Given problem => Below is a block of records; reproduce all of them exactly and leave out any pictures.

Information supplied =>
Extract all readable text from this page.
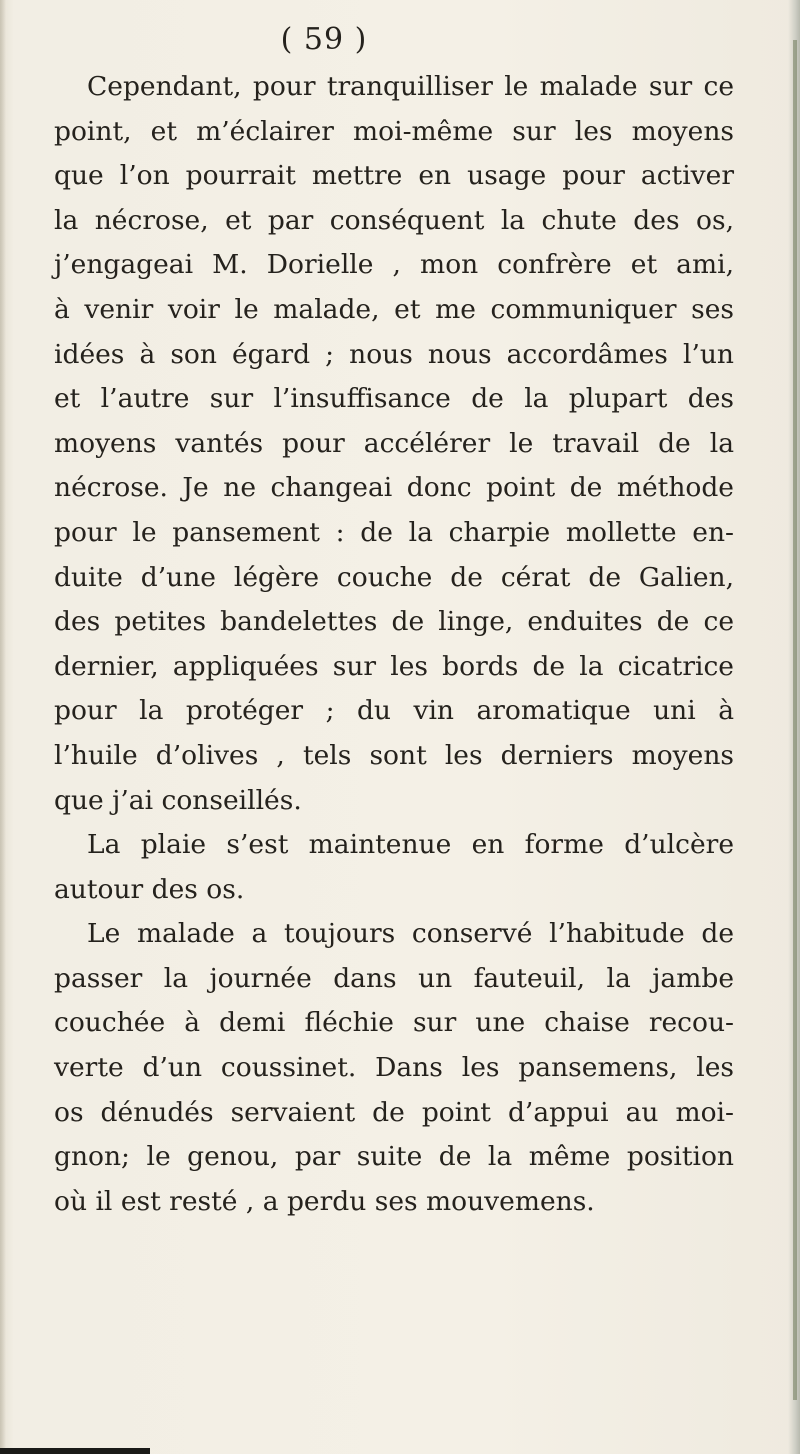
( 59 )
Cependant, pour tranquilliser le malade sur ce
point, et m’éclairer moi-même sur les moyens
que l’on pourrait mettre en usage pour activer
la nécrose, et par conséquent la chute des os,
j’engageai M. Dorielle , mon confrère et ami,
à venir voir le malade, et me communiquer ses
idées à son égard ; nous nous accordâmes l’un
et l’autre sur l’insuffisance de la plupart des
moyens vantés pour accélérer le travail de la
nécrose. Je ne changeai donc point de méthode
pour le pansement : de la charpie mollette en-
duite d’une légère couche de cérat de Galien,
des petites bandelettes de linge, enduites de ce
dernier, appliquées sur les bords de la cicatrice
pour la protéger ; du vin aromatique uni à
l’huile d’olives , tels sont les derniers moyens
que j’ai conseillés.
La plaie s’est maintenue en forme d’ulcère
autour des os.
Le malade a toujours conservé l’habitude de
passer la journée dans un fauteuil, la jambe
couchée à demi fléchie sur une chaise recou-
verte d’un coussinet. Dans les pansemens, les
os dénudés servaient de point d’appui au moi-
gnon; le genou, par suite de la même position
où il est resté , a perdu ses mouvemens.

Worked solution =>
Extract all readable text from this page.
( 59 )
Cependant, pour tranquilliser le malade sur ce
point, et m’éclairer moi-même sur les moyens
que l’on pourrait mettre en usage pour activer
la nécrose, et par conséquent la chute des os,
j’engageai M. Dorielle , mon confrère et ami,
à venir voir le malade, et me communiquer ses
idées à son égard ; nous nous accordâmes l’un
et l’autre sur l’insuffisance de la plupart des
moyens vantés pour accélérer le travail de la
nécrose. Je ne changeai donc point de méthode
pour le pansement : de la charpie mollette en-
duite d’une légère couche de cérat de Galien,
des petites bandelettes de linge, enduites de ce
dernier, appliquées sur les bords de la cicatrice
pour la protéger ; du vin aromatique uni à
l’huile d’olives , tels sont les derniers moyens
que j’ai conseillés.
La plaie s’est maintenue en forme d’ulcère
autour des os.
Le malade a toujours conservé l’habitude de
passer la journée dans un fauteuil, la jambe
couchée à demi fléchie sur une chaise recou-
verte d’un coussinet. Dans les pansemens, les
os dénudés servaient de point d’appui au moi-
gnon; le genou, par suite de la même position
où il est resté , a perdu ses mouvemens.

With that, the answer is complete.